WHAT YOU HAVE TO DO: Count, in the entries below, the lines in which "this" occurs. Give the number, nothing more.

[START OF DATA RECORDS]

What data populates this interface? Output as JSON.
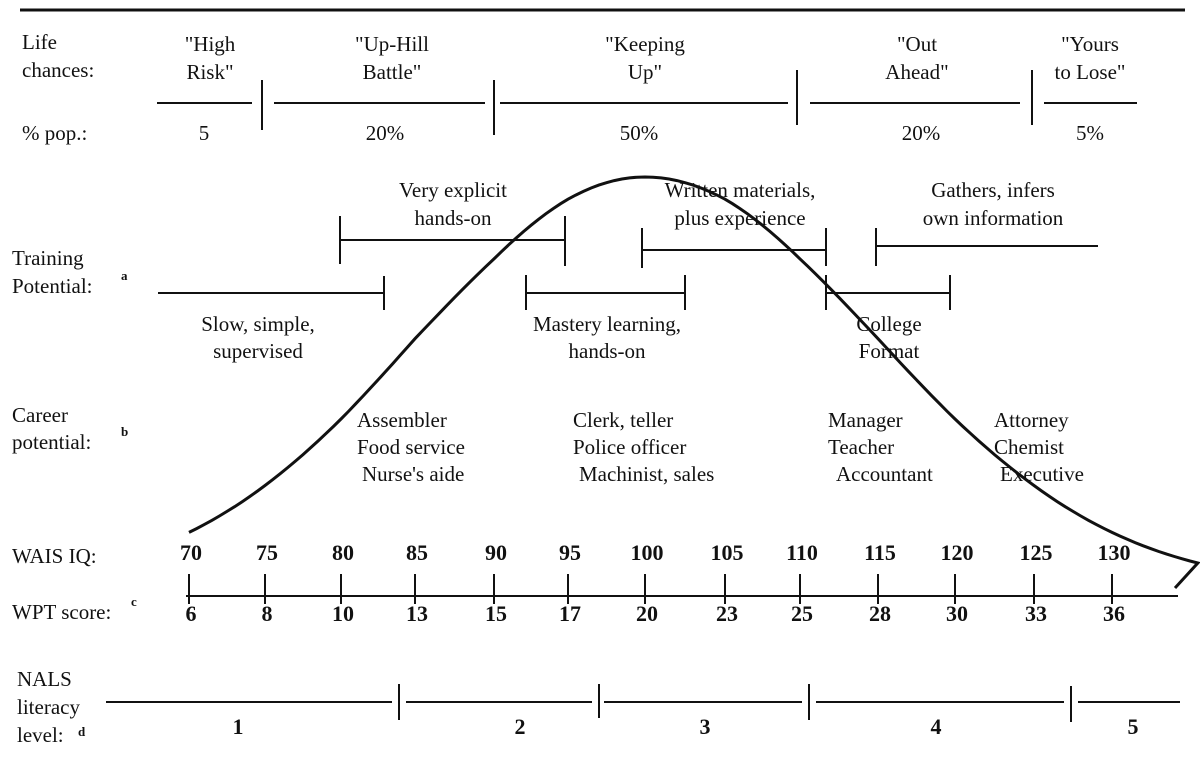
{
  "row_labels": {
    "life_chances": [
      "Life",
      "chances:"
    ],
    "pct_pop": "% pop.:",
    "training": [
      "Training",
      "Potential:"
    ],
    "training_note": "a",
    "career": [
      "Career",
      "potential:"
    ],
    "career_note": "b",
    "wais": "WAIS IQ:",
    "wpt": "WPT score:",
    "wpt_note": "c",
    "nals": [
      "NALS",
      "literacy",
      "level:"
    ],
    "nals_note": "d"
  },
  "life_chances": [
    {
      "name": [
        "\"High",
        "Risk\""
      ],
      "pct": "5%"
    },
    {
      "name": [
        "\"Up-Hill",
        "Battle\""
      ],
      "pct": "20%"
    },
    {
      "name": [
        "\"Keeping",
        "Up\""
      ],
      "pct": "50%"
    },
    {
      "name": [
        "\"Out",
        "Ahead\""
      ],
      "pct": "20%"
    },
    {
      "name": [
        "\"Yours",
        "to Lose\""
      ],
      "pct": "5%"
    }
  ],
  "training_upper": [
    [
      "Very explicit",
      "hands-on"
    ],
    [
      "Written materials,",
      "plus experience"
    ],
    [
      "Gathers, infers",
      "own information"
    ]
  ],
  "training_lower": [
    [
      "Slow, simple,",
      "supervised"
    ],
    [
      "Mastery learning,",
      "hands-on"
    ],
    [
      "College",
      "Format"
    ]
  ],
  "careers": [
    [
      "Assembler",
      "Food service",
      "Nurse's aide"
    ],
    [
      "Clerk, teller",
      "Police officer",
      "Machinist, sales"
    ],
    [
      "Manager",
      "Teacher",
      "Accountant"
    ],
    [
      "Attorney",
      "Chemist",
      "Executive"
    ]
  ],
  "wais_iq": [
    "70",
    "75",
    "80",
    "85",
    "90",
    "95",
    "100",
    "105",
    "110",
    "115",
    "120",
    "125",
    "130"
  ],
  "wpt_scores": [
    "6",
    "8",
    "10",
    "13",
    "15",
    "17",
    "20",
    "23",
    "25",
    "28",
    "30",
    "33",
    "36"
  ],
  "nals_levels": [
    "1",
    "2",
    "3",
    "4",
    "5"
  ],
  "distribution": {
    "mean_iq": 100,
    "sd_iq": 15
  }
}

[END OF DATA RECORDS]
[START OF DATA RECORDS]

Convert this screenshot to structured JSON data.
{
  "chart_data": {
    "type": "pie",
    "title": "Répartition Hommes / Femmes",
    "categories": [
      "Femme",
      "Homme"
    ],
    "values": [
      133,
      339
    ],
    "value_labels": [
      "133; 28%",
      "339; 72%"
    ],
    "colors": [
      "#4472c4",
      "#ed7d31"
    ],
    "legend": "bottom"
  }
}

[END OF DATA RECORDS]

REPLY TO THE EXERCISE: 2